§ Data section
** Start **

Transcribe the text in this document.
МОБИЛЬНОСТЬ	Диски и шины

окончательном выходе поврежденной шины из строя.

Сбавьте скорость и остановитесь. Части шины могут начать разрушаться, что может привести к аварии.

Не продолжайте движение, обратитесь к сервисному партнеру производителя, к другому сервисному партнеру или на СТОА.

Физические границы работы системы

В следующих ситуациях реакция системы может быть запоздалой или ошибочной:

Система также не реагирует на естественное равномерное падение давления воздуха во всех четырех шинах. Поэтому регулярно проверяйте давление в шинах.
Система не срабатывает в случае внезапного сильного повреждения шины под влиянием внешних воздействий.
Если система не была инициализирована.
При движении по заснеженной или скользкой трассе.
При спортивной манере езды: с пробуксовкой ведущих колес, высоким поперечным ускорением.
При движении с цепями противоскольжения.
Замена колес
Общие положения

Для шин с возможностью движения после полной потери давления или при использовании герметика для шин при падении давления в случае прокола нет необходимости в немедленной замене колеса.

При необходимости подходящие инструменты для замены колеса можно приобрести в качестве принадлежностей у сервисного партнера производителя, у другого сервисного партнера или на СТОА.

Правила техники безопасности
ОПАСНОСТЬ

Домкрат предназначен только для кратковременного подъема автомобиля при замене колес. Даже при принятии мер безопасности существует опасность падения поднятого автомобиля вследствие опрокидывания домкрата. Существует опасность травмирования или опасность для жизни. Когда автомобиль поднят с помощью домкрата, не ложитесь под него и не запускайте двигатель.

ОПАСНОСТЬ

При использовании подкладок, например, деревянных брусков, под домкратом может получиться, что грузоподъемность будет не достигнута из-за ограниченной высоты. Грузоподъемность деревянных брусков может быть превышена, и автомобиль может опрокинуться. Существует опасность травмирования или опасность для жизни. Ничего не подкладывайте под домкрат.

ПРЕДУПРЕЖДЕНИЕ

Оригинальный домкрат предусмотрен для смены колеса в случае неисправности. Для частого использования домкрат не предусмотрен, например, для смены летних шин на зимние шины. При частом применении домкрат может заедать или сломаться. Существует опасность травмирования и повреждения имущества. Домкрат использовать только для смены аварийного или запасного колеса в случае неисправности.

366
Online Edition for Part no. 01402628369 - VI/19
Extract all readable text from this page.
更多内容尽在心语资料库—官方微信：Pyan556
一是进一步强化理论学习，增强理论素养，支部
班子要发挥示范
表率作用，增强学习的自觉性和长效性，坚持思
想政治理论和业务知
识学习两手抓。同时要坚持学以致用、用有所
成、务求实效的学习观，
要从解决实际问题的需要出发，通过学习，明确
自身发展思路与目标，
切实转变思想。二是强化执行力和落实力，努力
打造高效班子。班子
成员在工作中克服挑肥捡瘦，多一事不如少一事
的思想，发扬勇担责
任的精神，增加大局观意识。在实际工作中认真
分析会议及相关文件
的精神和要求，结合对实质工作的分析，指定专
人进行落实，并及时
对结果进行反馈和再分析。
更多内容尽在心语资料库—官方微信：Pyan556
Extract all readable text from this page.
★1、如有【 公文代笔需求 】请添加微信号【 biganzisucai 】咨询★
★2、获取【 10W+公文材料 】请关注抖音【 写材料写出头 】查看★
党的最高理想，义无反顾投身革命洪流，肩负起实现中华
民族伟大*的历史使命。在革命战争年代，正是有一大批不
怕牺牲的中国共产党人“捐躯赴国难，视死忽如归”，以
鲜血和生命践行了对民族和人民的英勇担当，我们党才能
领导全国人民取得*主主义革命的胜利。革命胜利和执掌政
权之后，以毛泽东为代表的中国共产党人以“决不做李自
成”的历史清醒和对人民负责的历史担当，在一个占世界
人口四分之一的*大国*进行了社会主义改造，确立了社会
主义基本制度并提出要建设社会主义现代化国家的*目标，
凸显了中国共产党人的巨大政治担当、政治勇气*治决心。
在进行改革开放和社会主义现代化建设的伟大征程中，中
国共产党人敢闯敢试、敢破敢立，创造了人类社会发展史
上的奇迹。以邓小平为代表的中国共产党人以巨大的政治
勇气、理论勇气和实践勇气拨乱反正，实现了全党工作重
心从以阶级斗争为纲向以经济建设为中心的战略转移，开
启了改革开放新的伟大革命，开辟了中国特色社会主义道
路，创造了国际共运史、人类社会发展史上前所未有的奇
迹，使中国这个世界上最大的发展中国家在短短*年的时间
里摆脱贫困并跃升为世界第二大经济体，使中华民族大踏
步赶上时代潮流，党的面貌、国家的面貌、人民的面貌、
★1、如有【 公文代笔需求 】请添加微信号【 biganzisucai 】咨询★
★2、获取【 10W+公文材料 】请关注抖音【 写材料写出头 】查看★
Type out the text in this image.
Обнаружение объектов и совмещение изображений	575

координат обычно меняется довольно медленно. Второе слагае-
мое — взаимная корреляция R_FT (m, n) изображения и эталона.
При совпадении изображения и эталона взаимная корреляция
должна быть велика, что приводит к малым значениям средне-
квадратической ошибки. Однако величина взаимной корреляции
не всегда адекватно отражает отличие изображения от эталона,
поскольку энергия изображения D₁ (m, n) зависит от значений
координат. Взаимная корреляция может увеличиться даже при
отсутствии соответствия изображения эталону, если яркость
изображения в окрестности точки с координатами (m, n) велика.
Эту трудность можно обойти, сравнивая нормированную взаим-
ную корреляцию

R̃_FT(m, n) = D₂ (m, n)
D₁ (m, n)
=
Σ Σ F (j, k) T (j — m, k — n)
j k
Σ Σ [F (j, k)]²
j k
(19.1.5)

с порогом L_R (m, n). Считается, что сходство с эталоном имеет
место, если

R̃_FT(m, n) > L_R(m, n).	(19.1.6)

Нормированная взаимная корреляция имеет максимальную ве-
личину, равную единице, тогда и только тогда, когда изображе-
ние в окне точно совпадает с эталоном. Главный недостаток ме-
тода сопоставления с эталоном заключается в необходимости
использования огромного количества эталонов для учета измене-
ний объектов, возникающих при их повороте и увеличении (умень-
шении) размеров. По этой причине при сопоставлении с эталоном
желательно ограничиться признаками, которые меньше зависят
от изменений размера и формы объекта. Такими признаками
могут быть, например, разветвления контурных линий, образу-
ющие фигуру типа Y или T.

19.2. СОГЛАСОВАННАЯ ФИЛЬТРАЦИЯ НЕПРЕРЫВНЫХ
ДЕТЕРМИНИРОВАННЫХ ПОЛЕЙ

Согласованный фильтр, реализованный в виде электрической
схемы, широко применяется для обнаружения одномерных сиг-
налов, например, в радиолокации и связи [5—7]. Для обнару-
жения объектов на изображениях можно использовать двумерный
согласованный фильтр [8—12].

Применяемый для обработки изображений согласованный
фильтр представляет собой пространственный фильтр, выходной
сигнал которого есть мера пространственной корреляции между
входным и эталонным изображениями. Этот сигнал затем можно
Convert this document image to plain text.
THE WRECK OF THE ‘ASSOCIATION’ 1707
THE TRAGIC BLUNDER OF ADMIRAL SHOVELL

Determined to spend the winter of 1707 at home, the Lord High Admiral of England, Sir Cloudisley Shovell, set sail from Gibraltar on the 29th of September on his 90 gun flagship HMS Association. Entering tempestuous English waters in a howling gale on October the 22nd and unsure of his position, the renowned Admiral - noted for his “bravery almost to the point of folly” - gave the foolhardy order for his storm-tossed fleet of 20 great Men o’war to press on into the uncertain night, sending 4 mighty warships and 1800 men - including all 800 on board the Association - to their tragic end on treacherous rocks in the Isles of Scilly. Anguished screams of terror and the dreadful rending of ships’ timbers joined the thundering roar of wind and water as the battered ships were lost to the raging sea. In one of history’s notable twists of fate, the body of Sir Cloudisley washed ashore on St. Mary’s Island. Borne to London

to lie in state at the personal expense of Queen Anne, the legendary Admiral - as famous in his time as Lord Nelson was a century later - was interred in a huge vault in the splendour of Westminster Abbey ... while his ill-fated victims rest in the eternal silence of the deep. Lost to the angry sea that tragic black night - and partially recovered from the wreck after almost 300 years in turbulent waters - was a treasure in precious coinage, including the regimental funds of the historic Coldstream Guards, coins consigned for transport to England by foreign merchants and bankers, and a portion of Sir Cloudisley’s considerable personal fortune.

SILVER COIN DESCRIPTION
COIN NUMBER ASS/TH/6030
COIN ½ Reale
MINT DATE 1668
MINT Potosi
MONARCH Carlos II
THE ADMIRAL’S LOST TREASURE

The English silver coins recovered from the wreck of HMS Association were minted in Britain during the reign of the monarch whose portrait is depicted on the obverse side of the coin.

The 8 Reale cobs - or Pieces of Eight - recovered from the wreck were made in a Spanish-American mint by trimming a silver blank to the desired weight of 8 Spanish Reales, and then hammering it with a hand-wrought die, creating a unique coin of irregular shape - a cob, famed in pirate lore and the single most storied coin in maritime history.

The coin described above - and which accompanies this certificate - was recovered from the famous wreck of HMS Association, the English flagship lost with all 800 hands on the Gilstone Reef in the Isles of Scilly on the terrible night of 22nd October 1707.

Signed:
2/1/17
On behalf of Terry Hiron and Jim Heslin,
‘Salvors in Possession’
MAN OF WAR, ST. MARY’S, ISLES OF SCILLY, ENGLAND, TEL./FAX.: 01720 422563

** End **

§ To be done
Of all the lines in the material above, how many contain the word "объектов"? Give only the count.

§ Completed exercise
3